**Work instructions:** Each line containing the word "pénible" must be collected.
━━━━━━━━━━━━━━━━
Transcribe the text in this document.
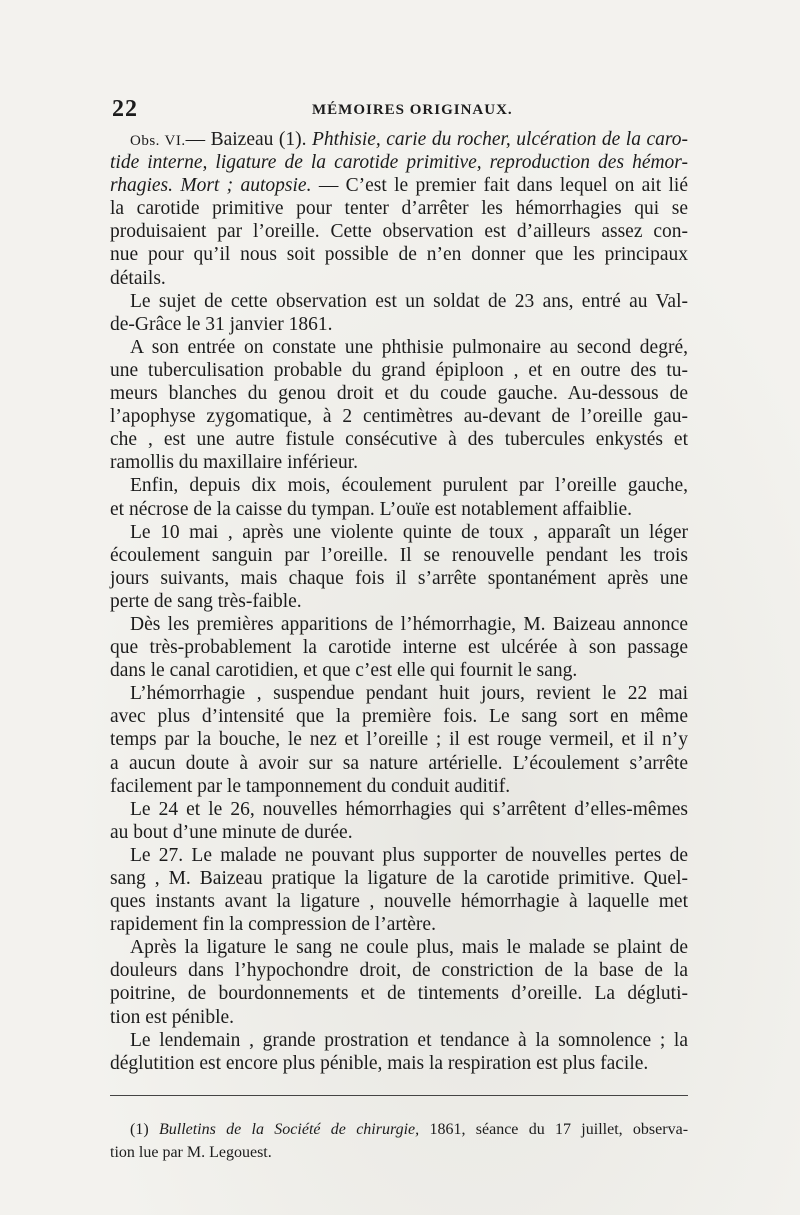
22	MÉMOIRES ORIGINAUX.
Obs. VI.— Baizeau (1). Phthisie, carie du rocher, ulcération de la caro-
tide interne, ligature de la carotide primitive, reproduction des hémor-
rhagies. Mort ; autopsie. — C’est le premier fait dans lequel on ait lié
la carotide primitive pour tenter d’arrêter les hémorrhagies qui se
produisaient par l’oreille. Cette observation est d’ailleurs assez con-
nue pour qu’il nous soit possible de n’en donner que les principaux
détails.
Le sujet de cette observation est un soldat de 23 ans, entré au Val-
de-Grâce le 31 janvier 1861.
A son entrée on constate une phthisie pulmonaire au second degré,
une tuberculisation probable du grand épiploon , et en outre des tu-
meurs blanches du genou droit et du coude gauche. Au-dessous de
l’apophyse zygomatique, à 2 centimètres au-devant de l’oreille gau-
che , est une autre fistule consécutive à des tubercules enkystés et
ramollis du maxillaire inférieur.
Enfin, depuis dix mois, écoulement purulent par l’oreille gauche,
et nécrose de la caisse du tympan. L’ouïe est notablement affaiblie.
Le 10 mai , après une violente quinte de toux , apparaît un léger
écoulement sanguin par l’oreille. Il se renouvelle pendant les trois
jours suivants, mais chaque fois il s’arrête spontanément après une
perte de sang très-faible.
Dès les premières apparitions de l’hémorrhagie, M. Baizeau annonce
que très-probablement la carotide interne est ulcérée à son passage
dans le canal carotidien, et que c’est elle qui fournit le sang.
L’hémorrhagie , suspendue pendant huit jours, revient le 22 mai
avec plus d’intensité que la première fois. Le sang sort en même
temps par la bouche, le nez et l’oreille ; il est rouge vermeil, et il n’y
a aucun doute à avoir sur sa nature artérielle. L’écoulement s’arrête
facilement par le tamponnement du conduit auditif.
Le 24 et le 26, nouvelles hémorrhagies qui s’arrêtent d’elles-mêmes
au bout d’une minute de durée.
Le 27. Le malade ne pouvant plus supporter de nouvelles pertes de
sang , M. Baizeau pratique la ligature de la carotide primitive. Quel-
ques instants avant la ligature , nouvelle hémorrhagie à laquelle met
rapidement fin la compression de l’artère.
Après la ligature le sang ne coule plus, mais le malade se plaint de
douleurs dans l’hypochondre droit, de constriction de la base de la
poitrine, de bourdonnements et de tintements d’oreille. La dégluti-
tion est pénible.
Le lendemain , grande prostration et tendance à la somnolence ; la
déglutition est encore plus pénible, mais la respiration est plus facile.
(1) Bulletins de la Société de chirurgie, 1861, séance du 17 juillet, observa-
tion lue par M. Legouest.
━━━━━━━━━━━━━━━━
**Response to the exercise:**
tion est pénible.
déglutition est encore plus pénible, mais la respiration est plus facile.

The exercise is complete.